[Start]
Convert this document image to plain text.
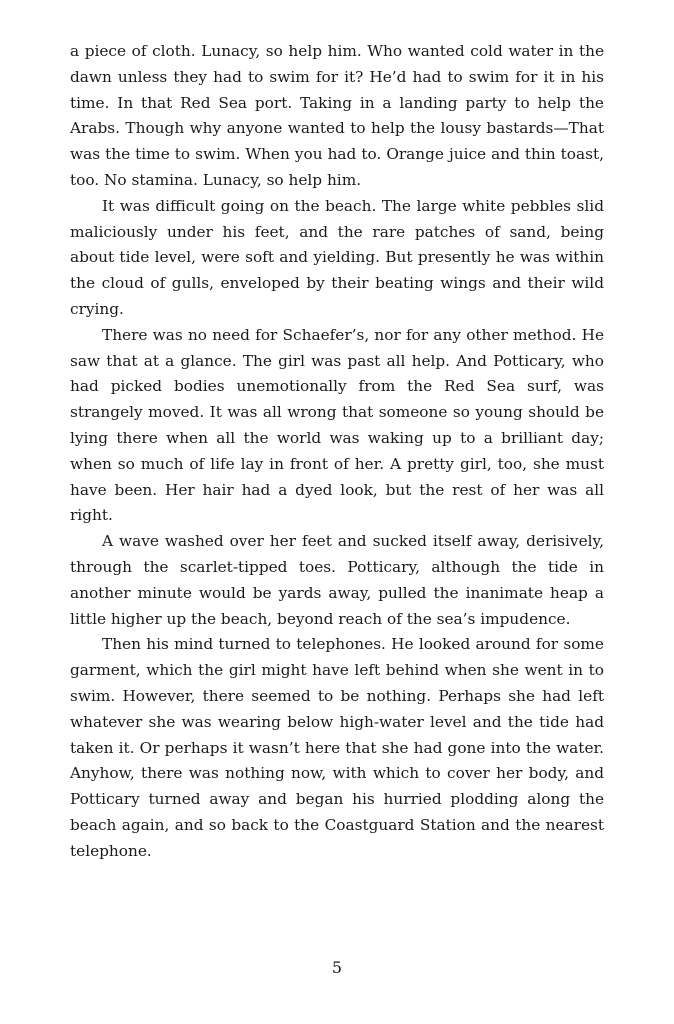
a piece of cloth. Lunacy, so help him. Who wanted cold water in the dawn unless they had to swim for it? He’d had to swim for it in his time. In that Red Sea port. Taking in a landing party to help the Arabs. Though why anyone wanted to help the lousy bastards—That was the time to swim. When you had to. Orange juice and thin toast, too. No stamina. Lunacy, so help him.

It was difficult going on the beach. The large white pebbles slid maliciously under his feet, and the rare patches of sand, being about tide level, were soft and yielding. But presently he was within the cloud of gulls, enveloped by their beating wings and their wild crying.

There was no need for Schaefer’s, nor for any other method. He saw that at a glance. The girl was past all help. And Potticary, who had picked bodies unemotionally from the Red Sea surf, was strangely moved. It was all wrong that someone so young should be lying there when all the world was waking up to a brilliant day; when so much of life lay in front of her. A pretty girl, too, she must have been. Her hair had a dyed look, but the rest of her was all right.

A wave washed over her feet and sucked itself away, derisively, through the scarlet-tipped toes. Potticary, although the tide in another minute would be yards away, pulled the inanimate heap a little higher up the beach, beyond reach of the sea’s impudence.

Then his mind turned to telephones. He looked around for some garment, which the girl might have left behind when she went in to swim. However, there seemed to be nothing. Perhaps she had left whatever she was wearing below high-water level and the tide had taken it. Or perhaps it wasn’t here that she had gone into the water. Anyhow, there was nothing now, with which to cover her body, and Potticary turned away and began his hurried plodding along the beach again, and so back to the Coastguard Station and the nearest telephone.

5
[End]
[Start]
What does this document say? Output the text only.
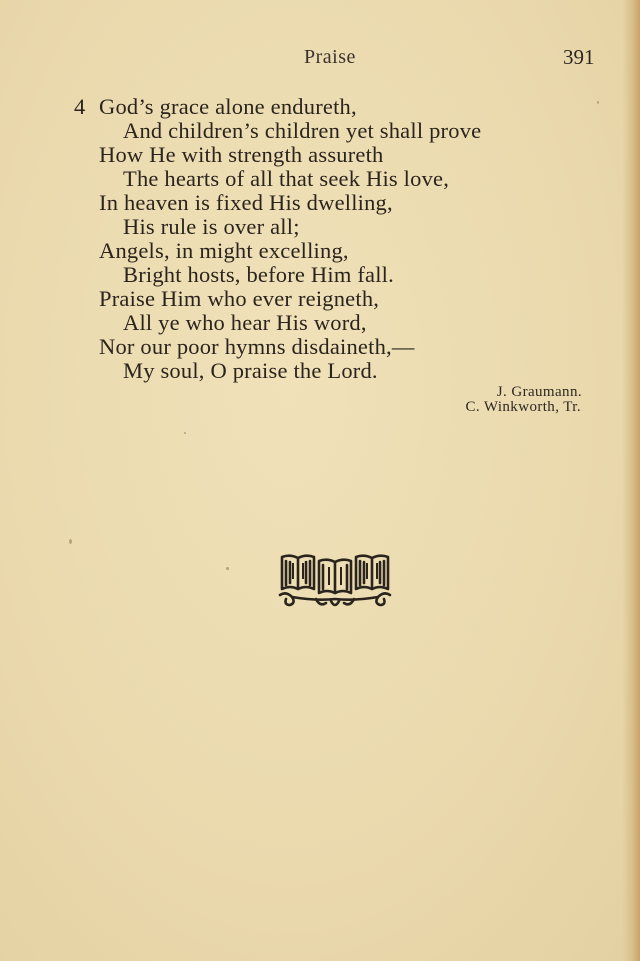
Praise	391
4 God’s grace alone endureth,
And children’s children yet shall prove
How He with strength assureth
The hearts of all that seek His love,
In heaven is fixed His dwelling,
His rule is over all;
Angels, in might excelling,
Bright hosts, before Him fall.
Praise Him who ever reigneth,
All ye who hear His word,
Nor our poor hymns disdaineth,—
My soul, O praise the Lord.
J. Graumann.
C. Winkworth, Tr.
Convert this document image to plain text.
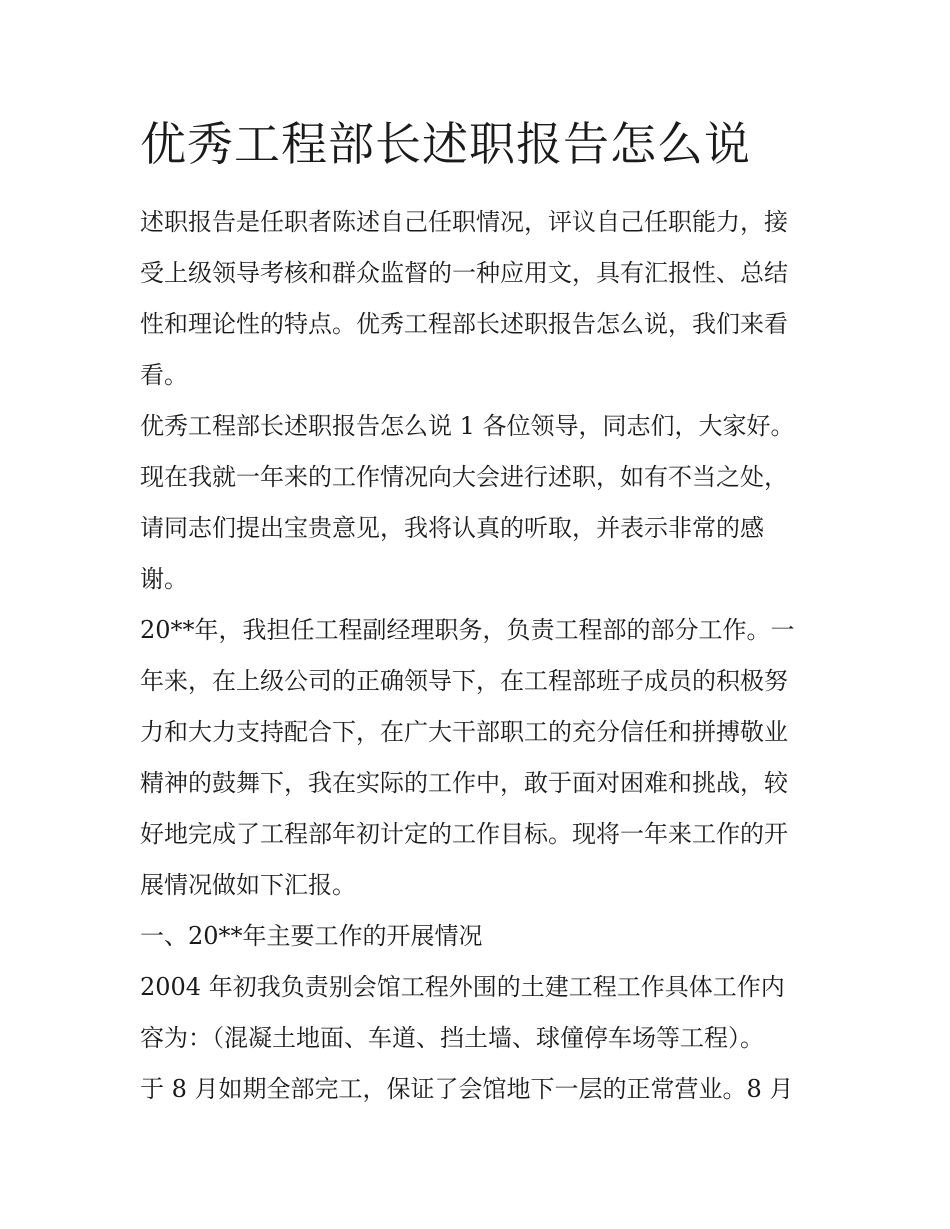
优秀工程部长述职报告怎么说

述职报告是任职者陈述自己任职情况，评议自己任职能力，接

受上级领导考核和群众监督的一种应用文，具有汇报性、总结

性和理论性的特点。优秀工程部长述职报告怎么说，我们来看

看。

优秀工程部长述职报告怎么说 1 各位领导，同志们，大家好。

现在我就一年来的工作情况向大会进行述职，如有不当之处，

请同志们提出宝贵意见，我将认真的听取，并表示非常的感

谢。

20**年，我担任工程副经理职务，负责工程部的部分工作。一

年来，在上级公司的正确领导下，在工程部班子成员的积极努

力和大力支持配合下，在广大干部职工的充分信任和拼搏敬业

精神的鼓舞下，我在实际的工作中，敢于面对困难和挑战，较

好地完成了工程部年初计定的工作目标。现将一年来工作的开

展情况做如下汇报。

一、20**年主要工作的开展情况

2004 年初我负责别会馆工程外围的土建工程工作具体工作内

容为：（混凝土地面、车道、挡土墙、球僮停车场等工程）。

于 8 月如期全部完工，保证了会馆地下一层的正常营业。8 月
[End]
• **GIVEN TASK**: Report only the number of lines that hold the string "away" in this listing.

• **RESPONSE BELOW**: 2